[Task directions]
Can you write out the whole listing exactly?

═══ Material for the task

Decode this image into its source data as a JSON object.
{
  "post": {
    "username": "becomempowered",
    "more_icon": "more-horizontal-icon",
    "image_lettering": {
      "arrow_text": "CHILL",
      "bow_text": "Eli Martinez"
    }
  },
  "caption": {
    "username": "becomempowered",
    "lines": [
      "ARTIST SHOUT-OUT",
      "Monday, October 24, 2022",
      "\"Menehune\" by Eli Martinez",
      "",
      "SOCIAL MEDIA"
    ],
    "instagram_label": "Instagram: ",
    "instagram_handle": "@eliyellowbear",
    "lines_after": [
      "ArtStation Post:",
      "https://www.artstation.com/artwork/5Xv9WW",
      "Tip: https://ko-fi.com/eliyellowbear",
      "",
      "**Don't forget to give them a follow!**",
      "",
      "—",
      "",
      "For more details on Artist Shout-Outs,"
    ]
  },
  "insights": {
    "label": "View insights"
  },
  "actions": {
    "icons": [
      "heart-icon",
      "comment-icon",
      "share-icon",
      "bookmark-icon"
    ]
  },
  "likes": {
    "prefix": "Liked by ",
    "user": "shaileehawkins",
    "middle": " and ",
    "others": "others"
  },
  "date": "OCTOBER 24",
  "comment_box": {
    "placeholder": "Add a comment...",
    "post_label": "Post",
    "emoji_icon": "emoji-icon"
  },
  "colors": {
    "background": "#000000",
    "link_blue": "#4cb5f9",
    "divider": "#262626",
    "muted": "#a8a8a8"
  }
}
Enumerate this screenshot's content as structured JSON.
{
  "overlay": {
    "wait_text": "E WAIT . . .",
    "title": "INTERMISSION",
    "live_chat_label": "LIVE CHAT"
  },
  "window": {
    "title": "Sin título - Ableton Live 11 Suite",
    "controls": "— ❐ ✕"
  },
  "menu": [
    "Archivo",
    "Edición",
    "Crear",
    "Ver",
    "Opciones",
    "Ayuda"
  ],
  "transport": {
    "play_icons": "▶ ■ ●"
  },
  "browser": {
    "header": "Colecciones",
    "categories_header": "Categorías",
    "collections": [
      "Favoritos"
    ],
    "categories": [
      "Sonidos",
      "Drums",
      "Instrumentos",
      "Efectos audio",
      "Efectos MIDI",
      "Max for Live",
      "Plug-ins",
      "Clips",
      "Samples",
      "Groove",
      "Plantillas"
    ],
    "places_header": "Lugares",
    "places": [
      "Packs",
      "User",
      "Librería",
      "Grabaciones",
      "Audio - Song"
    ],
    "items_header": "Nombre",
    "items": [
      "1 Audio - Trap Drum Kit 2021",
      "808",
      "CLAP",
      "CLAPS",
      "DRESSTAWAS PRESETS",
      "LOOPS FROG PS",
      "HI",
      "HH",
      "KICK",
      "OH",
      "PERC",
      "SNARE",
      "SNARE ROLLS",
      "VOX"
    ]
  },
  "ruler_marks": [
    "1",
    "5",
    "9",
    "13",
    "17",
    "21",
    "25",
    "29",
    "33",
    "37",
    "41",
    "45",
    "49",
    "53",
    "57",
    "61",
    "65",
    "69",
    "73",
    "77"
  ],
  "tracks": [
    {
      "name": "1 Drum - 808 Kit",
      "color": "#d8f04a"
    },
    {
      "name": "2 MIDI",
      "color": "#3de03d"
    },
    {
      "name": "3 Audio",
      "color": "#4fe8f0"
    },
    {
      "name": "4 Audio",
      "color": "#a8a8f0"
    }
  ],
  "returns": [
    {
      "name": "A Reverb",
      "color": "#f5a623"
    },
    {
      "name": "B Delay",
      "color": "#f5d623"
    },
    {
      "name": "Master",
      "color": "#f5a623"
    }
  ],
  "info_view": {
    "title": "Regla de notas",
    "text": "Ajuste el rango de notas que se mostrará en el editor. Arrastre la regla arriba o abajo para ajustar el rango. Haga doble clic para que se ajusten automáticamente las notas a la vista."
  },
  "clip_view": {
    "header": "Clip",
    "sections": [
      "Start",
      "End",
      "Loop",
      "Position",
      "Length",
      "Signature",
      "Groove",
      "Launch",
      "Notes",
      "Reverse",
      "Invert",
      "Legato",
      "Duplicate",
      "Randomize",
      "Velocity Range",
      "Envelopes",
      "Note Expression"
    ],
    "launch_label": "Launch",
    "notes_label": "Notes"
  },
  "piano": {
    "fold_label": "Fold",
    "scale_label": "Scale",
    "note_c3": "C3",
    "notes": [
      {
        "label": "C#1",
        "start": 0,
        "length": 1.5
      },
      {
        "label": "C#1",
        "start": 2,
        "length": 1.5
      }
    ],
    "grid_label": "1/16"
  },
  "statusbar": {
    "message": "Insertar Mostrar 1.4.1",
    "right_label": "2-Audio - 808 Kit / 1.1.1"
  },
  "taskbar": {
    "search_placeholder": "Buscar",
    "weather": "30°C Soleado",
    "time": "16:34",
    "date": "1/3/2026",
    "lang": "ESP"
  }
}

══════

[Solution for this problem]
Decode this image into its source data as a JSON object.
{
  "post": {
    "username": "becomempowered",
    "more_icon": "more-horizontal-icon",
    "image_lettering": {
      "arrow_text": "CHILL",
      "bow_text": "Eli Martinez"
    }
  },
  "caption": {
    "username": "becomempowered",
    "lines": [
      "ARTIST SHOUT-OUT",
      "Monday, October 24, 2022",
      "\"Menehune\" by Eli Martinez",
      "",
      "SOCIAL MEDIA"
    ],
    "instagram_label": "Instagram: ",
    "instagram_handle": "@eliyellowbear",
    "lines_after": [
      "ArtStation Post:",
      "https://www.artstation.com/artwork/5Xv9WW",
      "Tip: https://ko-fi.com/eliyellowbear",
      "",
      "**Don't forget to give them a follow!**",
      "",
      "—",
      "",
      "For more details on Artist Shout-Outs,"
    ]
  },
  "insights": {
    "label": "View insights"
  },
  "actions": {
    "icons": [
      "heart-icon",
      "comment-icon",
      "share-icon",
      "bookmark-icon"
    ]
  },
  "likes": {
    "prefix": "Liked by ",
    "user": "shaileehawkins",
    "middle": " and ",
    "others": "others"
  },
  "date": "OCTOBER 24",
  "comment_box": {
    "placeholder": "Add a comment...",
    "post_label": "Post",
    "emoji_icon": "emoji-icon"
  },
  "colors": {
    "background": "#000000",
    "link_blue": "#4cb5f9",
    "divider": "#262626",
    "muted": "#a8a8a8"
  }
}
Enumerate this screenshot's content as structured JSON.
{
  "overlay": {
    "wait_text": "E WAIT . . .",
    "title": "INTERMISSION",
    "live_chat_label": "LIVE CHAT"
  },
  "window": {
    "title": "Sin título - Ableton Live 11 Suite",
    "controls": "— ❐ ✕"
  },
  "menu": [
    "Archivo",
    "Edición",
    "Crear",
    "Ver",
    "Opciones",
    "Ayuda"
  ],
  "transport": {
    "play_icons": "▶ ■ ●"
  },
  "browser": {
    "header": "Colecciones",
    "categories_header": "Categorías",
    "collections": [
      "Favoritos"
    ],
    "categories": [
      "Sonidos",
      "Drums",
      "Instrumentos",
      "Efectos audio",
      "Efectos MIDI",
      "Max for Live",
      "Plug-ins",
      "Clips",
      "Samples",
      "Groove",
      "Plantillas"
    ],
    "places_header": "Lugares",
    "places": [
      "Packs",
      "User",
      "Librería",
      "Grabaciones",
      "Audio - Song"
    ],
    "items_header": "Nombre",
    "items": [
      "1 Audio - Trap Drum Kit 2021",
      "808",
      "CLAP",
      "CLAPS",
      "DRESSTAWAS PRESETS",
      "LOOPS FROG PS",
      "HI",
      "HH",
      "KICK",
      "OH",
      "PERC",
      "SNARE",
      "SNARE ROLLS",
      "VOX"
    ]
  },
  "ruler_marks": [
    "1",
    "5",
    "9",
    "13",
    "17",
    "21",
    "25",
    "29",
    "33",
    "37",
    "41",
    "45",
    "49",
    "53",
    "57",
    "61",
    "65",
    "69",
    "73",
    "77"
  ],
  "tracks": [
    {
      "name": "1 Drum - 808 Kit",
      "color": "#d8f04a"
    },
    {
      "name": "2 MIDI",
      "color": "#3de03d"
    },
    {
      "name": "3 Audio",
      "color": "#4fe8f0"
    },
    {
      "name": "4 Audio",
      "color": "#a8a8f0"
    }
  ],
  "returns": [
    {
      "name": "A Reverb",
      "color": "#f5a623"
    },
    {
      "name": "B Delay",
      "color": "#f5d623"
    },
    {
      "name": "Master",
      "color": "#f5a623"
    }
  ],
  "info_view": {
    "title": "Regla de notas",
    "text": "Ajuste el rango de notas que se mostrará en el editor. Arrastre la regla arriba o abajo para ajustar el rango. Haga doble clic para que se ajusten automáticamente las notas a la vista."
  },
  "clip_view": {
    "header": "Clip",
    "sections": [
      "Start",
      "End",
      "Loop",
      "Position",
      "Length",
      "Signature",
      "Groove",
      "Launch",
      "Notes",
      "Reverse",
      "Invert",
      "Legato",
      "Duplicate",
      "Randomize",
      "Velocity Range",
      "Envelopes",
      "Note Expression"
    ],
    "launch_label": "Launch",
    "notes_label": "Notes"
  },
  "piano": {
    "fold_label": "Fold",
    "scale_label": "Scale",
    "note_c3": "C3",
    "notes": [
      {
        "label": "C#1",
        "start": 0,
        "length": 1.5
      },
      {
        "label": "C#1",
        "start": 2,
        "length": 1.5
      }
    ],
    "grid_label": "1/16"
  },
  "statusbar": {
    "message": "Insertar Mostrar 1.4.1",
    "right_label": "2-Audio - 808 Kit / 1.1.1"
  },
  "taskbar": {
    "search_placeholder": "Buscar",
    "weather": "30°C Soleado",
    "time": "16:34",
    "date": "1/3/2026",
    "lang": "ESP"
  }
}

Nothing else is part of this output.